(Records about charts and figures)
-----

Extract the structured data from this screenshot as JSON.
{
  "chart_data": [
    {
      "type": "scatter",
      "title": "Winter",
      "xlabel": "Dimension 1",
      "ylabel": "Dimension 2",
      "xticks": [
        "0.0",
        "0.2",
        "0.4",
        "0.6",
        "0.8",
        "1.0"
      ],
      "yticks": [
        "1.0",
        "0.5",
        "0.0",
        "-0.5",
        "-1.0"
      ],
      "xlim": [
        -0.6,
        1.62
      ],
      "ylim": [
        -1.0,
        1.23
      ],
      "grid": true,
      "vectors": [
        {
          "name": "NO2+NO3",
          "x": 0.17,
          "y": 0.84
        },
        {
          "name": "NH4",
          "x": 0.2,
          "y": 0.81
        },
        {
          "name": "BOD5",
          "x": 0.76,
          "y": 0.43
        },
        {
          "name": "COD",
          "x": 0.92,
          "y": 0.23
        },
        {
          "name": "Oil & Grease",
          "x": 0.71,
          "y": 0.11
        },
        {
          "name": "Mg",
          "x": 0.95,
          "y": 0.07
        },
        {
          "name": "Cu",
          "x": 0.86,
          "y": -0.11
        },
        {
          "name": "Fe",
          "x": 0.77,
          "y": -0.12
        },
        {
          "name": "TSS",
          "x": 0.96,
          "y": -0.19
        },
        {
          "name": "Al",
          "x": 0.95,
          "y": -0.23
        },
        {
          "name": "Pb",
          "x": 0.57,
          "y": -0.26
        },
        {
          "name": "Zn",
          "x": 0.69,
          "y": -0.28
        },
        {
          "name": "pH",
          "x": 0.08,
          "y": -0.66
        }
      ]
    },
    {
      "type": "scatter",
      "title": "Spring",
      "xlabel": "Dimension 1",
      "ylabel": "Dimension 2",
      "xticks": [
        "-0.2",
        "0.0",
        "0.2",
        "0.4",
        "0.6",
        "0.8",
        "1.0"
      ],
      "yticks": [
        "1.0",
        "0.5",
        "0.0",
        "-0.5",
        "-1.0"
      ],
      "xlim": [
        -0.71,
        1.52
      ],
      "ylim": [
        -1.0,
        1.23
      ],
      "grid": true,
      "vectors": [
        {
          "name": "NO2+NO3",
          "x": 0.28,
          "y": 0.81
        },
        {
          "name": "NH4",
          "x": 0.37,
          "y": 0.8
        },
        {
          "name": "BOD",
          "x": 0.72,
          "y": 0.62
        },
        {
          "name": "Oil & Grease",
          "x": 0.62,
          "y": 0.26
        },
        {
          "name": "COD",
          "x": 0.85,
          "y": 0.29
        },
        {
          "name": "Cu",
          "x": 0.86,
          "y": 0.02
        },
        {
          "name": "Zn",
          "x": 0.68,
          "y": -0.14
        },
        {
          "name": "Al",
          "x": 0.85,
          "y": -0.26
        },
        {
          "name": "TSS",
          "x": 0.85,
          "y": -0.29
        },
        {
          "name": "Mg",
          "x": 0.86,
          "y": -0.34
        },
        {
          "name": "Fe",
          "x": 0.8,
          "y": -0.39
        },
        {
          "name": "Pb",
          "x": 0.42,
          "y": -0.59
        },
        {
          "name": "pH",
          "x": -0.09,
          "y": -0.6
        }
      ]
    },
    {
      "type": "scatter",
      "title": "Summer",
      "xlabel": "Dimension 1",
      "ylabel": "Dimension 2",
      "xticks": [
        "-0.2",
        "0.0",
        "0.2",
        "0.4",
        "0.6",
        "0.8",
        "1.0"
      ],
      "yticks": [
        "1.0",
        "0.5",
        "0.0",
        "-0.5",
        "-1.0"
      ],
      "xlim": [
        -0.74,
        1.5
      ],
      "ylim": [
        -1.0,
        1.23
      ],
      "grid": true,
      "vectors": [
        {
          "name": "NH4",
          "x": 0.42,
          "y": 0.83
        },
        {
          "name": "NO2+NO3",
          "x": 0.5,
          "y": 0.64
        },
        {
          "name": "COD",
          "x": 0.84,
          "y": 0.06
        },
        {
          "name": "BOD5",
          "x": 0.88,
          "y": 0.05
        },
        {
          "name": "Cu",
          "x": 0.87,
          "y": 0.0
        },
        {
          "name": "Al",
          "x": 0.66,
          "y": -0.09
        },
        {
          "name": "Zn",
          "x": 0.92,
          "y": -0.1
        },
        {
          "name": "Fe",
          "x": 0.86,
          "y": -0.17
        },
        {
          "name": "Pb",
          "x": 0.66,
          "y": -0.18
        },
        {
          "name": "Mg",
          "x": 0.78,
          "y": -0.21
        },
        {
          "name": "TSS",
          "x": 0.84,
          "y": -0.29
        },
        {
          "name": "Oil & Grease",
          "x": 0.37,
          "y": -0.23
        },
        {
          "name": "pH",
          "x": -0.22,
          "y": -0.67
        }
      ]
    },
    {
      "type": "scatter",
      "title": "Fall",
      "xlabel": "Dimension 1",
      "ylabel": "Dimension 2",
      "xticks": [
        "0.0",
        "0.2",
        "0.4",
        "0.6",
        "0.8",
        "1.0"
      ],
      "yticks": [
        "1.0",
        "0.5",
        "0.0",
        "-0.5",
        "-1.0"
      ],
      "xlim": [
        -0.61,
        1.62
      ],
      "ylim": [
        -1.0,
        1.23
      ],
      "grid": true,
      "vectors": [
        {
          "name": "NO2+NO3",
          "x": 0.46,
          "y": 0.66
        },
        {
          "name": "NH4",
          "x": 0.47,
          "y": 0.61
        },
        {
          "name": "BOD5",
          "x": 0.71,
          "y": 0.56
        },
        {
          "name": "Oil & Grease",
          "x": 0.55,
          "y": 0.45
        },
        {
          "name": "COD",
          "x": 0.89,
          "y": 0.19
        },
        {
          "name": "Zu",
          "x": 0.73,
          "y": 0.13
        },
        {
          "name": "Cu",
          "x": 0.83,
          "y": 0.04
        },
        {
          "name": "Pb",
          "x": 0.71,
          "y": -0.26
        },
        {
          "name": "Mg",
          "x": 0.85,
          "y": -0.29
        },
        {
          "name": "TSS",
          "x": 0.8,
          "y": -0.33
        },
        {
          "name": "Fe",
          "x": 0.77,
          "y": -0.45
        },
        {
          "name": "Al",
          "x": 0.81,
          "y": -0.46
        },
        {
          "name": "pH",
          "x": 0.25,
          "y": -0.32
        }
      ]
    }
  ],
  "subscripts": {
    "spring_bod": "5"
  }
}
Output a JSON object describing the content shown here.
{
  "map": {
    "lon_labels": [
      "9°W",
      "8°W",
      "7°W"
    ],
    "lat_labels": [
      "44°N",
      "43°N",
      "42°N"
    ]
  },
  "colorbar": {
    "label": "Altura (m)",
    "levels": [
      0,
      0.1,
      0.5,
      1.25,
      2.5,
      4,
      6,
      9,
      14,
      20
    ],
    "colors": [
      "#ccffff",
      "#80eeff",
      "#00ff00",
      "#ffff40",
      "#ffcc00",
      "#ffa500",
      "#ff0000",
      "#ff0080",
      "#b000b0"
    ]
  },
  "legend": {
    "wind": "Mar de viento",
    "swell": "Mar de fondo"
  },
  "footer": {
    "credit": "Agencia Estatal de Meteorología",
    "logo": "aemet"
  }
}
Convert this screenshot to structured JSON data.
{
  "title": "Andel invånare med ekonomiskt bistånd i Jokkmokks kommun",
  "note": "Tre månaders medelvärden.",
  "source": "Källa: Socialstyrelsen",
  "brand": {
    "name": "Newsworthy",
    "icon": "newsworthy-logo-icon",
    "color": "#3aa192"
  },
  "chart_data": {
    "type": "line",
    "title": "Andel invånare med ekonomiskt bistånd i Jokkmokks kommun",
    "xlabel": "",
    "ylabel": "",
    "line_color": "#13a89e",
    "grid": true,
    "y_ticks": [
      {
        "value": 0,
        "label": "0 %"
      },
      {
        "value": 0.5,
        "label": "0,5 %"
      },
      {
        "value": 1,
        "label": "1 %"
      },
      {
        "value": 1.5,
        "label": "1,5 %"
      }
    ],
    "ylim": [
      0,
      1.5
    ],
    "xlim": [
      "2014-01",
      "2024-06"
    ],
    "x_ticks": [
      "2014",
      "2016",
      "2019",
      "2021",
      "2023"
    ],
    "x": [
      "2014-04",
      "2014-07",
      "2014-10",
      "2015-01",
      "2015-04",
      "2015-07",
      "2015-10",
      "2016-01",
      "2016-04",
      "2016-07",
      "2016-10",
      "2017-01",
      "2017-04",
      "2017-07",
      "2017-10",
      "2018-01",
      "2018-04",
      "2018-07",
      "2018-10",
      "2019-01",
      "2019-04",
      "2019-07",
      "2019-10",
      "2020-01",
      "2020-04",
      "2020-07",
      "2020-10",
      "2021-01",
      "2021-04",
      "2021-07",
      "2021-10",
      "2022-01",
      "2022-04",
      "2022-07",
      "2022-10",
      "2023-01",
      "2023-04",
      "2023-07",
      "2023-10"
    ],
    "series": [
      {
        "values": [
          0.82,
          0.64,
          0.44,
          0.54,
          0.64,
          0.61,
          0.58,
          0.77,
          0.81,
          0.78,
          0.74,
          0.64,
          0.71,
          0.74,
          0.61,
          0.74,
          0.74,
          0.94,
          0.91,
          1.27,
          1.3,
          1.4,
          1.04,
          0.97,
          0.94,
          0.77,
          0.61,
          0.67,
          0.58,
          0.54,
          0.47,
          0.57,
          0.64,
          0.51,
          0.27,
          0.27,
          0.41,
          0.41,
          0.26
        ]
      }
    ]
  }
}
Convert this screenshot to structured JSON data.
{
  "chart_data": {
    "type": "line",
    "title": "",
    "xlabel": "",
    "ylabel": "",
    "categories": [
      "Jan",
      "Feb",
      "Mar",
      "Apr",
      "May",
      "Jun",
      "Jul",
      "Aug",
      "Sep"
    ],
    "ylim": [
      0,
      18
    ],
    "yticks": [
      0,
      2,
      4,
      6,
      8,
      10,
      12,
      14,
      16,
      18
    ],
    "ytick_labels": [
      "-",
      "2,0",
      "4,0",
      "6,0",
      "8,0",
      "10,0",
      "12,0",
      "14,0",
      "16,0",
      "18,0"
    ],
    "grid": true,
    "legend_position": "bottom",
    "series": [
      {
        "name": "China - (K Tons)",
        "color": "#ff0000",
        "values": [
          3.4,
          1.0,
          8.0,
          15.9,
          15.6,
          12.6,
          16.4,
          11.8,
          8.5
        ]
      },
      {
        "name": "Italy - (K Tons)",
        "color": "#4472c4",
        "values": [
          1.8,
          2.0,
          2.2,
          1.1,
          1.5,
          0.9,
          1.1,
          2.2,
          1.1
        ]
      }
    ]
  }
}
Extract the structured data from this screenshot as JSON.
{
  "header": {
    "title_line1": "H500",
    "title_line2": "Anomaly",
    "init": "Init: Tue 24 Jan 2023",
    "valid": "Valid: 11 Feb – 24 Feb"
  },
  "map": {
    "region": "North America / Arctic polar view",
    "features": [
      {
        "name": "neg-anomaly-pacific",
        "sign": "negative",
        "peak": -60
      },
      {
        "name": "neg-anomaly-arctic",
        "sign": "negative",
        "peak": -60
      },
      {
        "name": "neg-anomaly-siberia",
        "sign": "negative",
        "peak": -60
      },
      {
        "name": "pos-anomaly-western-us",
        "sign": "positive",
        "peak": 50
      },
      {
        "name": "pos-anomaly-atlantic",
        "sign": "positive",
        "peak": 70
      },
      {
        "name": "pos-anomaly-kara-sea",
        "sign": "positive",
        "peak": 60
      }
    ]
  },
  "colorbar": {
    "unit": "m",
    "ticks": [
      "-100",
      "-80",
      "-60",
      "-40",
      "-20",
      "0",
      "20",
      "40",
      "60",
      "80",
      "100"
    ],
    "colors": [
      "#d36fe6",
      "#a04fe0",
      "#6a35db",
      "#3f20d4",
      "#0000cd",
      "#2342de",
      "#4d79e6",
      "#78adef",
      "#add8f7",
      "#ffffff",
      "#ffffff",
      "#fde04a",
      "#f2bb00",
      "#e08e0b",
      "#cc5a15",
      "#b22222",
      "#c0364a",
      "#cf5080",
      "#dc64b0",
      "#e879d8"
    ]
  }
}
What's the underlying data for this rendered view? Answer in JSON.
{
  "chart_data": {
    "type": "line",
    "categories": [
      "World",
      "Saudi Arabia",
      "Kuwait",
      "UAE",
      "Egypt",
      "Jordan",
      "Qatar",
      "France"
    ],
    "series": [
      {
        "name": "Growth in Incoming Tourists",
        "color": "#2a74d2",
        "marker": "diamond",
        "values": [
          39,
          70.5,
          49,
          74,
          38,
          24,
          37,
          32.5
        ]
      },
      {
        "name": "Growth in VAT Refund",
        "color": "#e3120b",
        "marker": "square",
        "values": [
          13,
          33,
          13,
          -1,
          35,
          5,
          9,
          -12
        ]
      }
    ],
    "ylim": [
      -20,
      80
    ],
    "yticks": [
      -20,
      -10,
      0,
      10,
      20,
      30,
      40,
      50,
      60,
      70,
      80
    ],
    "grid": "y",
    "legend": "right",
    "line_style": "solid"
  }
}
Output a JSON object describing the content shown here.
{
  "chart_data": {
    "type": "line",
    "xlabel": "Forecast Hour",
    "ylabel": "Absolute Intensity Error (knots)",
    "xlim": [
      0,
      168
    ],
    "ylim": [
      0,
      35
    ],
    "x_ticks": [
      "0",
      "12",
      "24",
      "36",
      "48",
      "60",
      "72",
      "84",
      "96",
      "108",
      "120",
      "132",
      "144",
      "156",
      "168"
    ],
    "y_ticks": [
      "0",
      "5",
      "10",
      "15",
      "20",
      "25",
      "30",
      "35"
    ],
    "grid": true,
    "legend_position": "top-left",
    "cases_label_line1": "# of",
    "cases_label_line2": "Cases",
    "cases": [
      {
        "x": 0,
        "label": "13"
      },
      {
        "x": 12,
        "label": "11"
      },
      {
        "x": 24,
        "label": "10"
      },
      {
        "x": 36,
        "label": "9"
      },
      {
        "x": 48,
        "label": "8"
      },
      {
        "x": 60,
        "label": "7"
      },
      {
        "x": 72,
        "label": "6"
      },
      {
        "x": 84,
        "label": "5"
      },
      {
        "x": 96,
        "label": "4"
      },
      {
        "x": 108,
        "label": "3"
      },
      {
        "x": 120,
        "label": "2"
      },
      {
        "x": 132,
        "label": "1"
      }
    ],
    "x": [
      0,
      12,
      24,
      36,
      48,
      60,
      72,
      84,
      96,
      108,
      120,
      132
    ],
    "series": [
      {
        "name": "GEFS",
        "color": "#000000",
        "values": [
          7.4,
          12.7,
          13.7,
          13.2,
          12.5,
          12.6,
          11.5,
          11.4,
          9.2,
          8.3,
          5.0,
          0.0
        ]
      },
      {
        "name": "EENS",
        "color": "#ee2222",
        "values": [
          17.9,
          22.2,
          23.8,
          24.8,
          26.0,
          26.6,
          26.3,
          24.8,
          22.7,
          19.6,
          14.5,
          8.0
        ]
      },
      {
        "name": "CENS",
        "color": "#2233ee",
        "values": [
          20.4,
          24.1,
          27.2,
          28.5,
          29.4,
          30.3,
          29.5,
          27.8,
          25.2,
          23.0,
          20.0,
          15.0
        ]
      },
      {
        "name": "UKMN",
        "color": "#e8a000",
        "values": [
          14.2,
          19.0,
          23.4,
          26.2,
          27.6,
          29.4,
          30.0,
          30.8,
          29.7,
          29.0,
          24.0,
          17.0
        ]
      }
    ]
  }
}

-----

Give nothing but the number of lines containing the string "Andel".

2